[Dataset records]:

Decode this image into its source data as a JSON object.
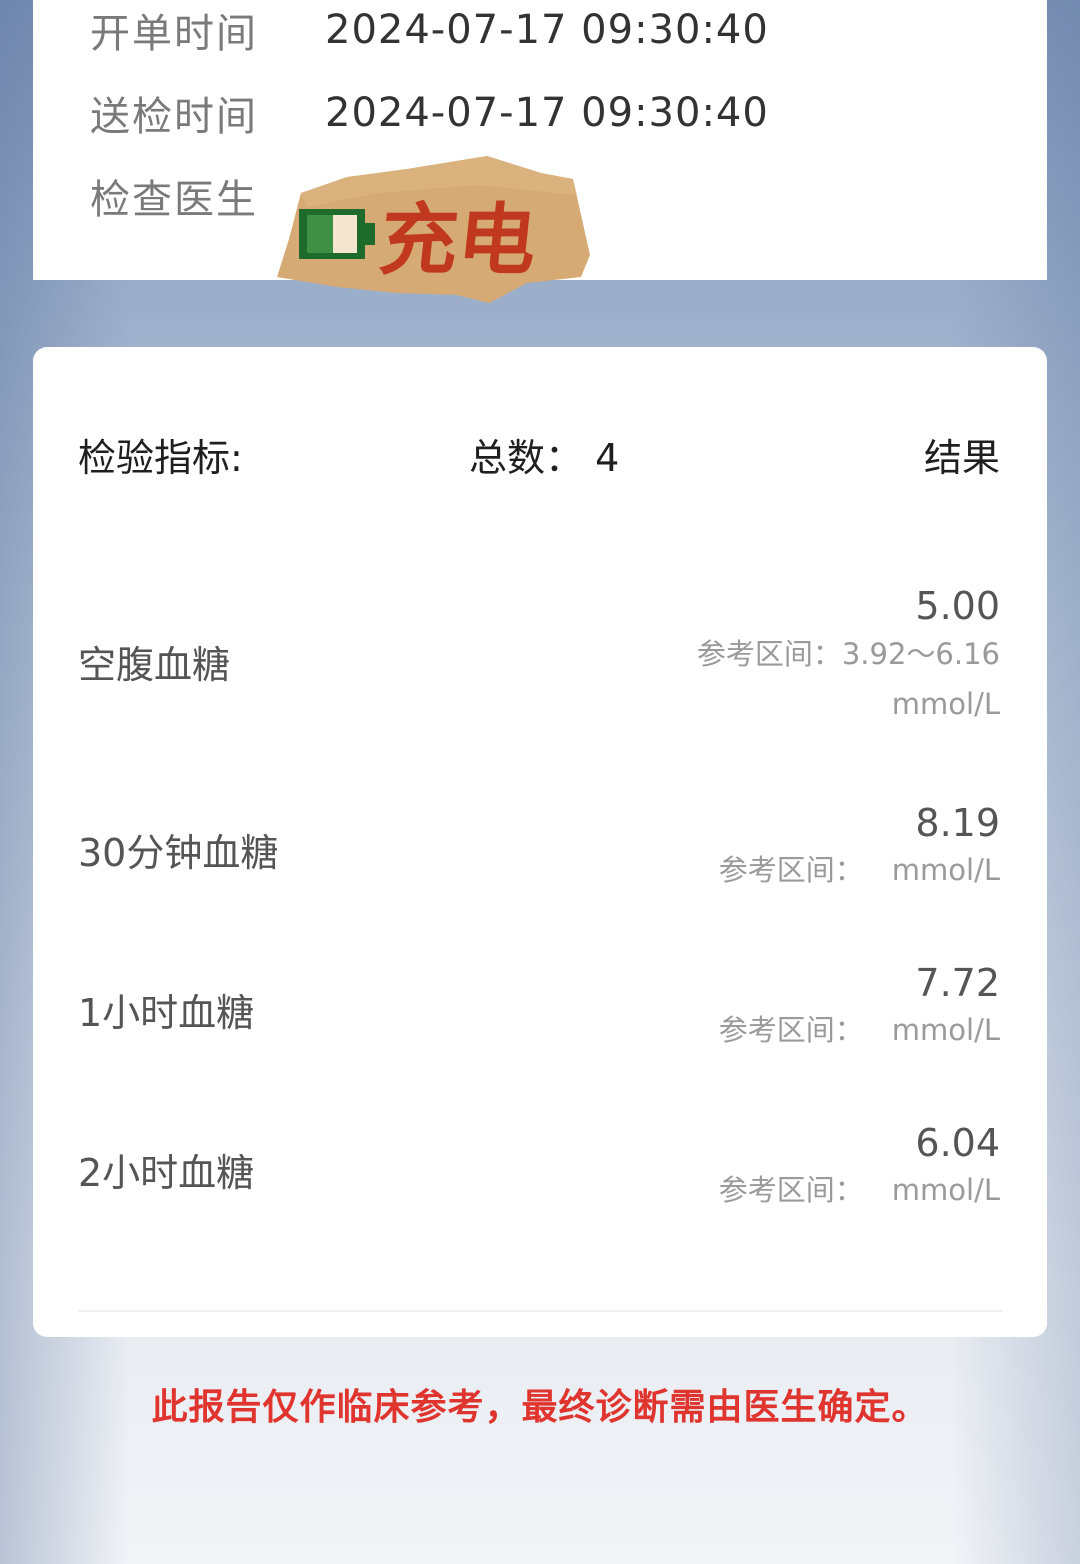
{
  "info": {
    "rows": [
      {
        "label": "开单时间",
        "value": "2024-07-17 09:30:40"
      },
      {
        "label": "送检时间",
        "value": "2024-07-17 09:30:40"
      },
      {
        "label": "检查医生",
        "value": ""
      }
    ],
    "sticker_text": "充电"
  },
  "results": {
    "header": {
      "label": "检验指标:",
      "count": "总数： 4",
      "result": "结果"
    },
    "items": [
      {
        "name": "空腹血糖",
        "value": "5.00",
        "ref_label": "参考区间：",
        "ref_range": "3.92～6.16",
        "unit": "mmol/L"
      },
      {
        "name": "30分钟血糖",
        "value": "8.19",
        "ref_label": "参考区间：",
        "ref_range": "",
        "unit": "mmol/L"
      },
      {
        "name": "1小时血糖",
        "value": "7.72",
        "ref_label": "参考区间：",
        "ref_range": "",
        "unit": "mmol/L"
      },
      {
        "name": "2小时血糖",
        "value": "6.04",
        "ref_label": "参考区间：",
        "ref_range": "",
        "unit": "mmol/L"
      }
    ]
  },
  "disclaimer": "此报告仅作临床参考，最终诊断需由医生确定。",
  "colors": {
    "disclaimer": "#e0342f",
    "sticker_bg": "#d6aa75",
    "sticker_text": "#c0391f",
    "sticker_battery": "#1f6b2b"
  }
}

[Aim of the exercise]: From the data above, count the lines where "name" occurs and give that figure and nothing else.

[The output]: 4